Repeat, line for line, the entries printed below.

Begin ROWS

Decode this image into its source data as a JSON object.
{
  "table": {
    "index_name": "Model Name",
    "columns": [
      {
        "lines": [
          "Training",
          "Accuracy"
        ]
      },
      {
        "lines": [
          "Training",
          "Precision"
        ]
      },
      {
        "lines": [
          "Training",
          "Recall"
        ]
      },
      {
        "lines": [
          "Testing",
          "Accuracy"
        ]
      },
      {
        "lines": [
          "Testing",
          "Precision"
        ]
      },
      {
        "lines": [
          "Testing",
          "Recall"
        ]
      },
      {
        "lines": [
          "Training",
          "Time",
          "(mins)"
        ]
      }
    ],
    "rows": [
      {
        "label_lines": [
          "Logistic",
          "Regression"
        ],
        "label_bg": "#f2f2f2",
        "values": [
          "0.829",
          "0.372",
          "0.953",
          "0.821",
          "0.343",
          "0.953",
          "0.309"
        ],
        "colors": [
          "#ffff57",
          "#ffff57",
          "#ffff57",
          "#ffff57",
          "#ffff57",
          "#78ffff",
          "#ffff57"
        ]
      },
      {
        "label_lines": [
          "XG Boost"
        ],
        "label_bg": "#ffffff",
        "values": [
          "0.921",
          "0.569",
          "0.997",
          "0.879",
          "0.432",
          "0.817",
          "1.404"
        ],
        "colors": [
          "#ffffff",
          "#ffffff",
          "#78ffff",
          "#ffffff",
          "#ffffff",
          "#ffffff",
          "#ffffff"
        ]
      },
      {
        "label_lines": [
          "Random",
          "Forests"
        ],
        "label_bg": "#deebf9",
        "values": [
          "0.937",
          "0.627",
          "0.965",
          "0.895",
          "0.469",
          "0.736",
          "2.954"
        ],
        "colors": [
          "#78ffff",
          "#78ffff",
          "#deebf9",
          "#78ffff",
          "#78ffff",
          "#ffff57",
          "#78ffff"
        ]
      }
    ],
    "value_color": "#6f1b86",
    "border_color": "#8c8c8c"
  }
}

End ROWS

» OUTPUT:
Decode this image into its source data as a JSON object.
{
  "table": {
    "index_name": "Model Name",
    "columns": [
      {
        "lines": [
          "Training",
          "Accuracy"
        ]
      },
      {
        "lines": [
          "Training",
          "Precision"
        ]
      },
      {
        "lines": [
          "Training",
          "Recall"
        ]
      },
      {
        "lines": [
          "Testing",
          "Accuracy"
        ]
      },
      {
        "lines": [
          "Testing",
          "Precision"
        ]
      },
      {
        "lines": [
          "Testing",
          "Recall"
        ]
      },
      {
        "lines": [
          "Training",
          "Time",
          "(mins)"
        ]
      }
    ],
    "rows": [
      {
        "label_lines": [
          "Logistic",
          "Regression"
        ],
        "label_bg": "#f2f2f2",
        "values": [
          "0.829",
          "0.372",
          "0.953",
          "0.821",
          "0.343",
          "0.953",
          "0.309"
        ],
        "colors": [
          "#ffff57",
          "#ffff57",
          "#ffff57",
          "#ffff57",
          "#ffff57",
          "#78ffff",
          "#ffff57"
        ]
      },
      {
        "label_lines": [
          "XG Boost"
        ],
        "label_bg": "#ffffff",
        "values": [
          "0.921",
          "0.569",
          "0.997",
          "0.879",
          "0.432",
          "0.817",
          "1.404"
        ],
        "colors": [
          "#ffffff",
          "#ffffff",
          "#78ffff",
          "#ffffff",
          "#ffffff",
          "#ffffff",
          "#ffffff"
        ]
      },
      {
        "label_lines": [
          "Random",
          "Forests"
        ],
        "label_bg": "#deebf9",
        "values": [
          "0.937",
          "0.627",
          "0.965",
          "0.895",
          "0.469",
          "0.736",
          "2.954"
        ],
        "colors": [
          "#78ffff",
          "#78ffff",
          "#deebf9",
          "#78ffff",
          "#78ffff",
          "#ffff57",
          "#78ffff"
        ]
      }
    ],
    "value_color": "#6f1b86",
    "border_color": "#8c8c8c"
  }
}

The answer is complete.